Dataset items
◆ ◆ ◆ ◆ ◆
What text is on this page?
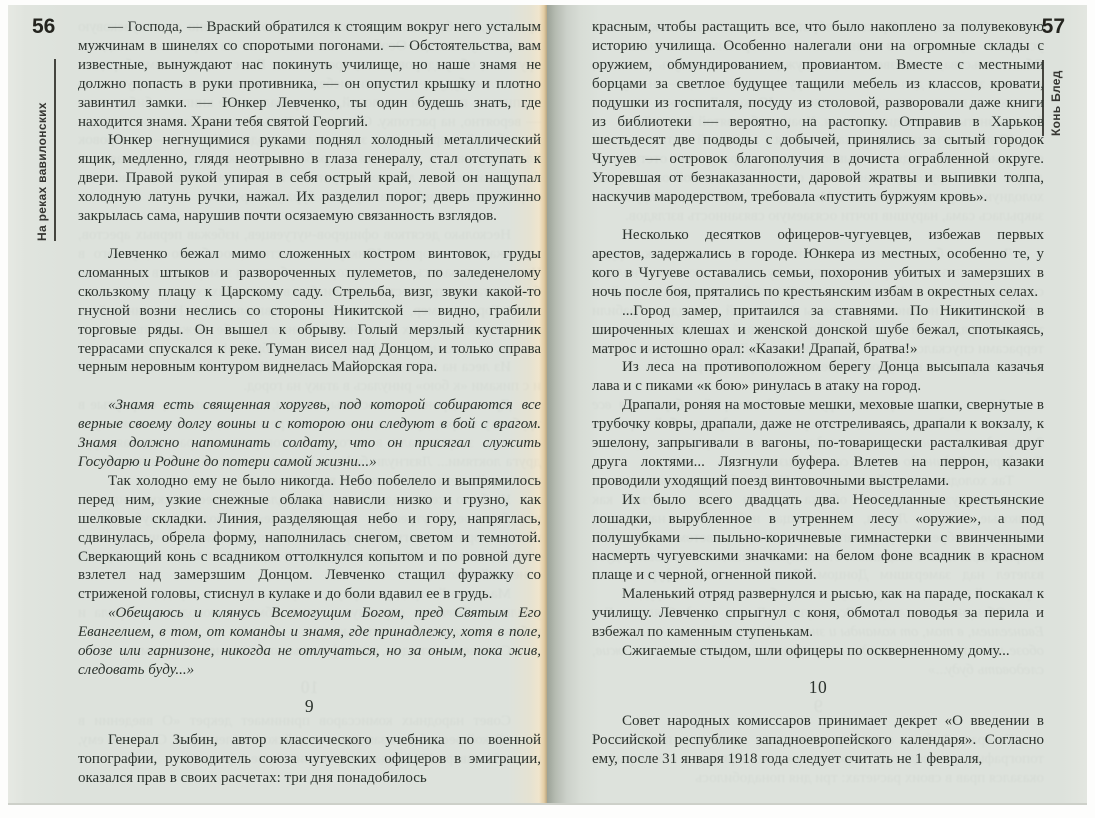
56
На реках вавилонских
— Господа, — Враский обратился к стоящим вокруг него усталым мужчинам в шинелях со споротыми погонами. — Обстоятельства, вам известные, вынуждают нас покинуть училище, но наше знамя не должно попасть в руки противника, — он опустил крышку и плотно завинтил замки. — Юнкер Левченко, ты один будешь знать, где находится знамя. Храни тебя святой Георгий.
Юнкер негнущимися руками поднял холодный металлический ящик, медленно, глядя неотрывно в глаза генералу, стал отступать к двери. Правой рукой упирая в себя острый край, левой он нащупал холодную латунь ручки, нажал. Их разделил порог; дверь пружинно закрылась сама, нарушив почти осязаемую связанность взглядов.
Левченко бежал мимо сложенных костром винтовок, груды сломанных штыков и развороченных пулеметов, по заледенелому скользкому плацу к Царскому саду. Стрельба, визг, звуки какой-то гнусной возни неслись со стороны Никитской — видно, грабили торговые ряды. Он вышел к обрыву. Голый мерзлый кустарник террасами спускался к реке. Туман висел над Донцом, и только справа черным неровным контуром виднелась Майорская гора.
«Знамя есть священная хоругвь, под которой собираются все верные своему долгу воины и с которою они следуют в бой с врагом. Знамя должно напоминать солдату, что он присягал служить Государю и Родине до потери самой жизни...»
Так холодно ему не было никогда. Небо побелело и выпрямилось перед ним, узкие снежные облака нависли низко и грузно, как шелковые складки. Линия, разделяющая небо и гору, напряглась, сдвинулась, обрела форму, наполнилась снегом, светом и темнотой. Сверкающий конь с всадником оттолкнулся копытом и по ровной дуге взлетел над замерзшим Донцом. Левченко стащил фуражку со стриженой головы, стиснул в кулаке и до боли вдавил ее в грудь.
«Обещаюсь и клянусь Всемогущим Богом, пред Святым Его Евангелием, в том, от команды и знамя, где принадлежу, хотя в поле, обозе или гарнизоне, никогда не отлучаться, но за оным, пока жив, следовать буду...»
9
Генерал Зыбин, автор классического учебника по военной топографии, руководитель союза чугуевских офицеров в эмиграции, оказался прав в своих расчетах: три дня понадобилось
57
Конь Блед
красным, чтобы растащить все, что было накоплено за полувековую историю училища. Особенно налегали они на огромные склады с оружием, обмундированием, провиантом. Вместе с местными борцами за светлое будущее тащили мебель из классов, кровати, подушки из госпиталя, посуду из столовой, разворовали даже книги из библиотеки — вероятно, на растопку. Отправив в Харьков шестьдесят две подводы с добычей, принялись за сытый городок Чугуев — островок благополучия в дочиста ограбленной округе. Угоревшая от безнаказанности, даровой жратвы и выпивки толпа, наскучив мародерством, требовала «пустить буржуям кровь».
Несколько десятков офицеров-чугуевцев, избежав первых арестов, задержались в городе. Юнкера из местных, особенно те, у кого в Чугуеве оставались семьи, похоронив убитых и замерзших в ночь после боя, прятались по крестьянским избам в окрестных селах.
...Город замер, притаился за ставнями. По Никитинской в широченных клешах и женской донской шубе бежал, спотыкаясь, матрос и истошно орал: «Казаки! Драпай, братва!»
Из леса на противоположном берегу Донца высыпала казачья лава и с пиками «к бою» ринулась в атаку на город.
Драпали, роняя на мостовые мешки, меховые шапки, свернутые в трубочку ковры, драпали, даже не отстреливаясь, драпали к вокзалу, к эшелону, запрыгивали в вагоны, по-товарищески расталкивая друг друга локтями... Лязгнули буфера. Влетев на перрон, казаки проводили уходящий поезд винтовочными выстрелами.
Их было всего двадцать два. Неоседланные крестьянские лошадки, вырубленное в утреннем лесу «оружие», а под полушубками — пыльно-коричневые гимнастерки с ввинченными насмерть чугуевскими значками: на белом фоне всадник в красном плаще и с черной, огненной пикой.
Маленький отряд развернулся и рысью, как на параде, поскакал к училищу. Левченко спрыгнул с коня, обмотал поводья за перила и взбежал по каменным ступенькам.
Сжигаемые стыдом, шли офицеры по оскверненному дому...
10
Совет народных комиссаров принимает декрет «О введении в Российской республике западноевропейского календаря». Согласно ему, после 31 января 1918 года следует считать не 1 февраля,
◆ ◆ ◆ ◆ ◆
▶ Required task:
State, as a bare number, how many lines of the listing hold the word "после".

▶ Completed exercise:
2